» Text section:
────────

Commercial Sea Launch Lofts Four Internet of Things Satellites [Ceres-1S Y7]
Galactic Energy has returned its Ceres-1 series to flight via a sea launch mission near Rizhao.

Just off the shore of Rizhao (日照市), in Shandong (山东) province, Galactic Energy’s Ceres-1S blasted off from a sea-launch platform on January 16th at 04:10 am China Standard Time (January 15th at 20:10 pm Universal Coordinated Time), heading into low Earth orbit with a handful of satellites for a routine customer.
Being delivered to an 850-kilometer 45-degree low Earth orbit were four of Guodian Gaoke’s (国电高科) Tianqi (天启) Internet-of-Things satellites (numbered 37, 38, 39, 40) to bring its constellation up to 41 total spacecraft. Through the constellation, the company provides connectivity services to various industries, including forestry, agriculture, aquaculture, petroleum, emergency response, ecological environment conservation, and smart city development.
Guodian Gaoke plans to expand the constellation to several hundred spacecraft in the near future, before increasing to a few thousand in the years afterward. With those expansions, the constellation is planned to provide low-latency connectivity for vehicle automation and communications services.
With today’s Ceres-1S mission, Guodian Gaoke has flown via Galactic Energy’s launch solutions seven times to deliver 22 satellites into orbit. Its previous spacecraft deployment was also via a Ceres-1S in May 2025.
A partner for this Ceres-1S mission was the China Youth Development Foundation (中国青少年发展基金会) and the Beijing Youth Development Foundation (北京青少年发展基金会) to encourage and support children from China’s less-developed regions to pursue space dreams. Galactic Energy says they plan to continue partnering with various regional youth development foundations.
Today’s Ceres-1S mission additionally served as the return to flight mission for the Ceres-1 launch vehicle series following a failure two months ago in November 2025. That failure was found to have been caused by overheating of the engine valve control lines, resulting in the fourth-stage liquid propellant engine shutting down several seconds short of orbit.
Today’s launch was the 6th mission for Ceres-1S, and the 23rd launch for the Ceres-1 launch vehicle series (Ceres-1 and Ceres-1S). This was also the 4th launch from China in 2026.
Liftoff footage via ‘The Boys’ for ThatSpaceDogeGuy, as well as 星河动力航天 and 大众新闻-大众日报 on Weibo.

────────

» Exercise objective: According to the launch report, what caused the Ceres-1 failure in November 2025?

────────

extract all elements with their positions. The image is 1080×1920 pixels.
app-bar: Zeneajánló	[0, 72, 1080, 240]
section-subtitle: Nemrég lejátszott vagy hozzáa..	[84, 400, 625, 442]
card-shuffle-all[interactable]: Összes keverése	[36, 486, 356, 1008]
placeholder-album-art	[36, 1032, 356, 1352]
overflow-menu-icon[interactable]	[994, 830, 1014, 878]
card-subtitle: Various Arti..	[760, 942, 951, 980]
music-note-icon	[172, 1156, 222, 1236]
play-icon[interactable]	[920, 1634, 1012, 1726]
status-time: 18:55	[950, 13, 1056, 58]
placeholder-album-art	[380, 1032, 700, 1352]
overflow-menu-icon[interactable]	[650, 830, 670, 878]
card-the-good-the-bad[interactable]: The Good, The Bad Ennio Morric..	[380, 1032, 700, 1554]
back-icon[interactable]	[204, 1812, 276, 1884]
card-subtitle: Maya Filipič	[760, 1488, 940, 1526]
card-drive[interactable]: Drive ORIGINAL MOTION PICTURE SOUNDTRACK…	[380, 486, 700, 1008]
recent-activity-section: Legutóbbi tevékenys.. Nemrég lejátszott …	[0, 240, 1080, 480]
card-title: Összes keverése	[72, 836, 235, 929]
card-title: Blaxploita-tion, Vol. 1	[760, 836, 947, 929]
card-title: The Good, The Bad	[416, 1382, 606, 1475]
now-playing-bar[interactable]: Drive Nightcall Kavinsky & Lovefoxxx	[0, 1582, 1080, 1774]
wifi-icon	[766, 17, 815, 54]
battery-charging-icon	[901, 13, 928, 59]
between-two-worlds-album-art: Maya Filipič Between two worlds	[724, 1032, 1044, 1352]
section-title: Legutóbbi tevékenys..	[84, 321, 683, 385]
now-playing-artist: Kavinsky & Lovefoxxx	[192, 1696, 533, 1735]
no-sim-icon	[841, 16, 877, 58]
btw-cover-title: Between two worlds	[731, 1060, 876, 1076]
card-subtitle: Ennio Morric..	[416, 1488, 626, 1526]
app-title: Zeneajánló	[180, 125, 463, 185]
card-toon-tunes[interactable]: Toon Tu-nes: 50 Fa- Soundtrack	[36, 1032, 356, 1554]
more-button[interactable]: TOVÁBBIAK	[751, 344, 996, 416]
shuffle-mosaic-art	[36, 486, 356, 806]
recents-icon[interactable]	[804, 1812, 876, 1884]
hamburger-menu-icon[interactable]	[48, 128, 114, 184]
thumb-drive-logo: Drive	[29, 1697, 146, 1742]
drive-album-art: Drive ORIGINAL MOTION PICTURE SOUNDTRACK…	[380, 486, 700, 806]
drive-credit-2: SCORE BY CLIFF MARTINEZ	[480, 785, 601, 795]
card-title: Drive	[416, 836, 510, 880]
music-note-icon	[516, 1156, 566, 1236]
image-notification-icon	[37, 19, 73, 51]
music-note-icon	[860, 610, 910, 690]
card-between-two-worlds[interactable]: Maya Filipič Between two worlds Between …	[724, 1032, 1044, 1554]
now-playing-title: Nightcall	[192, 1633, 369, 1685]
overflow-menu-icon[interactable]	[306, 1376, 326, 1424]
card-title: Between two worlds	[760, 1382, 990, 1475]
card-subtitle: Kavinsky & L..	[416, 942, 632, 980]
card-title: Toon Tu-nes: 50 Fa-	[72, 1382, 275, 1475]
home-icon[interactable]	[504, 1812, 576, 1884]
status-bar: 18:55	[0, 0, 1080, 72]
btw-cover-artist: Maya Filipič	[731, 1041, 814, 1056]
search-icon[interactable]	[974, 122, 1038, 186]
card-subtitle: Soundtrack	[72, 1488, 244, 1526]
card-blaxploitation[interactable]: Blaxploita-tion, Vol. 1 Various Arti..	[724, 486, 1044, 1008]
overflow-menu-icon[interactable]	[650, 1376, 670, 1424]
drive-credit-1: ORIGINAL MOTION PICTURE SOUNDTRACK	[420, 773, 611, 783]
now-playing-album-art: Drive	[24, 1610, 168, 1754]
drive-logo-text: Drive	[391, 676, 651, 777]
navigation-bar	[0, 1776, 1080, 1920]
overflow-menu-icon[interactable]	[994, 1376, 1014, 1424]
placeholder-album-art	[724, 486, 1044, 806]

────────

» Response box: Overheating of the engine valve control lines caused the fourth-stage liquid propellant engine to shut down several seconds short of orbit.